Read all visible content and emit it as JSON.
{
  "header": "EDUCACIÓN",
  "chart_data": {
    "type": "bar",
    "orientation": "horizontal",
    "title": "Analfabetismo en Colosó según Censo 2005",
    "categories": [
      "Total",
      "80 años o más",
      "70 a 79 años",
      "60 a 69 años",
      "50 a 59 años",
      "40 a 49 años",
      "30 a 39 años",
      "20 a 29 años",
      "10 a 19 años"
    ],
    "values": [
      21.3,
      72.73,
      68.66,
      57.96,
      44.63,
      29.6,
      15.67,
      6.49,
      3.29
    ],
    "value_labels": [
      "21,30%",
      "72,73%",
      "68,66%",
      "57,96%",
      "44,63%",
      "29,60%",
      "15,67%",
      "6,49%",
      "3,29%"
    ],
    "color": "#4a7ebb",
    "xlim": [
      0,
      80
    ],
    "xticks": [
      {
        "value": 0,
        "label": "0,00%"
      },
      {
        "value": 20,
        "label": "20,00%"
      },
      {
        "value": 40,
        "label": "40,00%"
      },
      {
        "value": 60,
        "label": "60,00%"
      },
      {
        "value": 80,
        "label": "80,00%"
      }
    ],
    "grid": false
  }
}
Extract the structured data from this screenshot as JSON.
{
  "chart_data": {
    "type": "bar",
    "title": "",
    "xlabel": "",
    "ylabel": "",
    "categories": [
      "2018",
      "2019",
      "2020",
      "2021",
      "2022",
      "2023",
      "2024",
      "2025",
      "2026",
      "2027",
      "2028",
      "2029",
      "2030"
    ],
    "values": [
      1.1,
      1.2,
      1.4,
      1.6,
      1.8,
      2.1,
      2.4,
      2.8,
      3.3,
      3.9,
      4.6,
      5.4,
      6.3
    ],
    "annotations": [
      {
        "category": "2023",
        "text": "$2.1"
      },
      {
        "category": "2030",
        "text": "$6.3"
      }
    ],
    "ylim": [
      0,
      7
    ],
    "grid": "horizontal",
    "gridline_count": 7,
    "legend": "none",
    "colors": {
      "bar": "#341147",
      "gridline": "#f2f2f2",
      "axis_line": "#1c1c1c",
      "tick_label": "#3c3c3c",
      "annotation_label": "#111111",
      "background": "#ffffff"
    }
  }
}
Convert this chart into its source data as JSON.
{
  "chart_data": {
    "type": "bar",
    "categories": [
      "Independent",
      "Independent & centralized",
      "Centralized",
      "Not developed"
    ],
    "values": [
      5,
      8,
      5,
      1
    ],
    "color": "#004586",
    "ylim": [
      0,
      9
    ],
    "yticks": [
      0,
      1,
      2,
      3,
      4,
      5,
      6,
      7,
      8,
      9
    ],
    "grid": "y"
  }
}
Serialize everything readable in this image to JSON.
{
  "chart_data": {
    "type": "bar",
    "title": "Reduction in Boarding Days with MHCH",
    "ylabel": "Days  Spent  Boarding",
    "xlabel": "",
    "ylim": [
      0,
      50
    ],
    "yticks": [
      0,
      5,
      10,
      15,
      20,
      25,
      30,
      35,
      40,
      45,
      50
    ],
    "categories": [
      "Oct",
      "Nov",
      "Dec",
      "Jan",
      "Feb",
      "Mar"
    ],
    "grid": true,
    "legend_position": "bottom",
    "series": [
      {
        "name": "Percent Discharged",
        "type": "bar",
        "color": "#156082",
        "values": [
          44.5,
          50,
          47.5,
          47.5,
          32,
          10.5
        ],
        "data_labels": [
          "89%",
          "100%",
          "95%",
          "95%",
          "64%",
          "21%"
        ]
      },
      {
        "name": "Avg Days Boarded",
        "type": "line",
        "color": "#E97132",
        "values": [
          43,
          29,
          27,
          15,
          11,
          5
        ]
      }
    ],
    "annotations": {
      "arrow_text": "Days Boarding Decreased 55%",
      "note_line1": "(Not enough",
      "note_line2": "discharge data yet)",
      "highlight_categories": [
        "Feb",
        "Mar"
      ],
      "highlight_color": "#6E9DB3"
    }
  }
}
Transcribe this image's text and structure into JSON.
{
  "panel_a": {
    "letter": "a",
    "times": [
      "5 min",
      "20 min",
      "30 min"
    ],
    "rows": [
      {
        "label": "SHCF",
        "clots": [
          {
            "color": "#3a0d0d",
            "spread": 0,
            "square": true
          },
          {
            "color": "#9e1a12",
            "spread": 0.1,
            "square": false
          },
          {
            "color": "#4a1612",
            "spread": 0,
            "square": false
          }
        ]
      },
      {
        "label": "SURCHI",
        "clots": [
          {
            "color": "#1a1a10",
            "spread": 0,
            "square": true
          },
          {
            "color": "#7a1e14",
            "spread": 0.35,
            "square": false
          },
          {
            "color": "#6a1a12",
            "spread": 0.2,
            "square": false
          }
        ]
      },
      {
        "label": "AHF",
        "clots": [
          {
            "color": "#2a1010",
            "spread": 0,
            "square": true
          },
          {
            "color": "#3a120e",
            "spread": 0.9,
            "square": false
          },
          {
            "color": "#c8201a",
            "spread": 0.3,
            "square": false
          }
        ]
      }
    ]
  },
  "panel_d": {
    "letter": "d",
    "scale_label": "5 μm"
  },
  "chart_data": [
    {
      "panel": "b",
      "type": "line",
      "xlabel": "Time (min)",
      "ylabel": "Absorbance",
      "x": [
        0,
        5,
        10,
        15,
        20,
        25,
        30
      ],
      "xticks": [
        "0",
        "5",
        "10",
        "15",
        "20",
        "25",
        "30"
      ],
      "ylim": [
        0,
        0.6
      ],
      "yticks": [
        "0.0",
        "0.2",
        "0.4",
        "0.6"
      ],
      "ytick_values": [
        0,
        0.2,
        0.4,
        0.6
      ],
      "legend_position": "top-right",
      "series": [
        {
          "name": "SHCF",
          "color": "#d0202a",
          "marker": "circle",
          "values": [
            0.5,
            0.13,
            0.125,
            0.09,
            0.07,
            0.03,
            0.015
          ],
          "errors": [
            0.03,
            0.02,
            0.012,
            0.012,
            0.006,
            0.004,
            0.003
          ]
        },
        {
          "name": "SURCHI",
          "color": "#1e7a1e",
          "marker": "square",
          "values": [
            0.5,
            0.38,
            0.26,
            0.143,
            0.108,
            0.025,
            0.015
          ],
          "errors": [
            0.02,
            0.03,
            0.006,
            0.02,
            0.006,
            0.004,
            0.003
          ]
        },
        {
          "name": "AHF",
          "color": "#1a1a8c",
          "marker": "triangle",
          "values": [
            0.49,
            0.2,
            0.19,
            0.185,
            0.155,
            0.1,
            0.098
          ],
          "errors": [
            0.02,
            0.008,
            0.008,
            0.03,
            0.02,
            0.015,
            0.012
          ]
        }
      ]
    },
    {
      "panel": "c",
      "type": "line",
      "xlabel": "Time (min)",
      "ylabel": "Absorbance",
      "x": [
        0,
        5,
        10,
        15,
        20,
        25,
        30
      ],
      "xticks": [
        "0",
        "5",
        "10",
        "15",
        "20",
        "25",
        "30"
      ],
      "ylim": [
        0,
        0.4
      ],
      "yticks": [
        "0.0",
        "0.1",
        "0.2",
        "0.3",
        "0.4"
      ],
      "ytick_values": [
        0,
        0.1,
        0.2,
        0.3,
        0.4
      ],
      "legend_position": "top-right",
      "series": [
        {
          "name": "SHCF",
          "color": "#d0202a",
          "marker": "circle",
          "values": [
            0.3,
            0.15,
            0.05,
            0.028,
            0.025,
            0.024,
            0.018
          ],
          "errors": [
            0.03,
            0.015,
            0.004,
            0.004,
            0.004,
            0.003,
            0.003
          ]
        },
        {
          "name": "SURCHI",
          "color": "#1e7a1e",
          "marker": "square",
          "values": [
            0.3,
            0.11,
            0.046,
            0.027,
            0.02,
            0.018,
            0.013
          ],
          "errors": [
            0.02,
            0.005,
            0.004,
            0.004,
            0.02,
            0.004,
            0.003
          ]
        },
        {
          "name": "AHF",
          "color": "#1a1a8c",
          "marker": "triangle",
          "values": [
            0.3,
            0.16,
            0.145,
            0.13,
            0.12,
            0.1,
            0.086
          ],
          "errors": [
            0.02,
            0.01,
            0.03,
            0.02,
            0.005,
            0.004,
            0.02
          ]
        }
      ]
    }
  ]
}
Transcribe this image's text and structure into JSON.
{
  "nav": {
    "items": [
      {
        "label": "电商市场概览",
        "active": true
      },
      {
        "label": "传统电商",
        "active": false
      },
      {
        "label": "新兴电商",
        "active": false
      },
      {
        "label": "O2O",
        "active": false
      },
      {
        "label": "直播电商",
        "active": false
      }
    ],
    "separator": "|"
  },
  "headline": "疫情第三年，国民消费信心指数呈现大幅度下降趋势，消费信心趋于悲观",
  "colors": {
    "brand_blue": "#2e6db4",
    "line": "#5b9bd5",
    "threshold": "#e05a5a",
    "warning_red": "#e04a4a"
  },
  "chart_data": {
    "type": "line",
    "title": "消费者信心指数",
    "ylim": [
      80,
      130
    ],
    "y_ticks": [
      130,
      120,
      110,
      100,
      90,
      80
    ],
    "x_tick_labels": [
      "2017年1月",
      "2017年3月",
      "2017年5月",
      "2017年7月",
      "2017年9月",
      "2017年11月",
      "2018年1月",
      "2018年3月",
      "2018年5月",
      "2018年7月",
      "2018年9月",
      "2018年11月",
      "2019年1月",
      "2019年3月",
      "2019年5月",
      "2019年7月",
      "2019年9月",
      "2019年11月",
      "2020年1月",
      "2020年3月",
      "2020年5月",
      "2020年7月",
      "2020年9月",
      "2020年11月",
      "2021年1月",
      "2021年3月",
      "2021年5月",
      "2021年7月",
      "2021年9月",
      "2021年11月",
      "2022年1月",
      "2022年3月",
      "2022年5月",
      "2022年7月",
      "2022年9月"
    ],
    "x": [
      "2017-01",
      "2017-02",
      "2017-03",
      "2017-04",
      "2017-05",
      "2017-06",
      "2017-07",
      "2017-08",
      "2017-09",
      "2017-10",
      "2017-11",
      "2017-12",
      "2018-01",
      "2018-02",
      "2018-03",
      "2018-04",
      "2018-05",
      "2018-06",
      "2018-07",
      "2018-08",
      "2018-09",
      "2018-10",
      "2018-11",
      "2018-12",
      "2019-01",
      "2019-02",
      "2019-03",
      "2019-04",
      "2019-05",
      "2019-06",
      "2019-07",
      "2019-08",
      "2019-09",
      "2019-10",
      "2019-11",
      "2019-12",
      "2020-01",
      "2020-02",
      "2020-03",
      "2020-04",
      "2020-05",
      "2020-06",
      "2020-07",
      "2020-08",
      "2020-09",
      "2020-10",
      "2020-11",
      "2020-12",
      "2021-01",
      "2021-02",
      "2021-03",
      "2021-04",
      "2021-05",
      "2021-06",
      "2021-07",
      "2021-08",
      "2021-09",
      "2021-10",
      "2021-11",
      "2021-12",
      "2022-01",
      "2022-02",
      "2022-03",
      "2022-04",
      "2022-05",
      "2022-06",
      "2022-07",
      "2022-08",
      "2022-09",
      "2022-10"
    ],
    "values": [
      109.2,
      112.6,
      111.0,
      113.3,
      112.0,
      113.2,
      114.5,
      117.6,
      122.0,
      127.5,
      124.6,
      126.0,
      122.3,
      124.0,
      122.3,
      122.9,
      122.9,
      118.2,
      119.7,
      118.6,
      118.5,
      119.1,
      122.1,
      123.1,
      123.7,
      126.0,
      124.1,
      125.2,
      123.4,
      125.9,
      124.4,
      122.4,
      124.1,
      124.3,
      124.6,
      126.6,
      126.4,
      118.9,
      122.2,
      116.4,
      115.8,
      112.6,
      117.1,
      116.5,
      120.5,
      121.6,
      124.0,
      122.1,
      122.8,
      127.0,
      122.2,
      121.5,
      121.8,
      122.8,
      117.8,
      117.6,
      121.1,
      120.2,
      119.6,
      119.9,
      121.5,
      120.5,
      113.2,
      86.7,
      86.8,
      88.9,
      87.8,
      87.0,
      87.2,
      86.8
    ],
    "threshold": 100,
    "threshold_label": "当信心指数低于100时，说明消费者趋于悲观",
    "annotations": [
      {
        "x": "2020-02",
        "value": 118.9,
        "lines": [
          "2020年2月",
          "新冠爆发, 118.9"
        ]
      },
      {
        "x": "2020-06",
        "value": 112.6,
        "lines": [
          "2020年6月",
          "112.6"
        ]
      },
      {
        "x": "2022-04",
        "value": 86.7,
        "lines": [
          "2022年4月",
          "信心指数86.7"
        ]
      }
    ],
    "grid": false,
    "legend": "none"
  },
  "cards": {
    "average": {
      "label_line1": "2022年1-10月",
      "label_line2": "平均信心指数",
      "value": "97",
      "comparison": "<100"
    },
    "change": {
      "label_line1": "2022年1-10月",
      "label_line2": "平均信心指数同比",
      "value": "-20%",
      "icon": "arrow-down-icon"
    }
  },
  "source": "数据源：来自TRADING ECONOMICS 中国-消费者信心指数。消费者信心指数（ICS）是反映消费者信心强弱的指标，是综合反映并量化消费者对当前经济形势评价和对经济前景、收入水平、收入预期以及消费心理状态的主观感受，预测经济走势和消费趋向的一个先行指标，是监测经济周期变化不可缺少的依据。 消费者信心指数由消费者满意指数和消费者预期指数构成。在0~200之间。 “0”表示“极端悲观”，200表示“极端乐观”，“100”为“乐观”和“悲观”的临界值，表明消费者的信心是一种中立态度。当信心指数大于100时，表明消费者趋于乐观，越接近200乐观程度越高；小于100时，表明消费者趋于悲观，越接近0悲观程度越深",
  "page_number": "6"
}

========================

**Written problem**
Every line that holds the word "ylabel" should be extracted.

**Correct answer**
    "ylabel": "",
    "ylabel": "Days  Spent  Boarding",
      "ylabel": "Absorbance",
      "ylabel": "Absorbance",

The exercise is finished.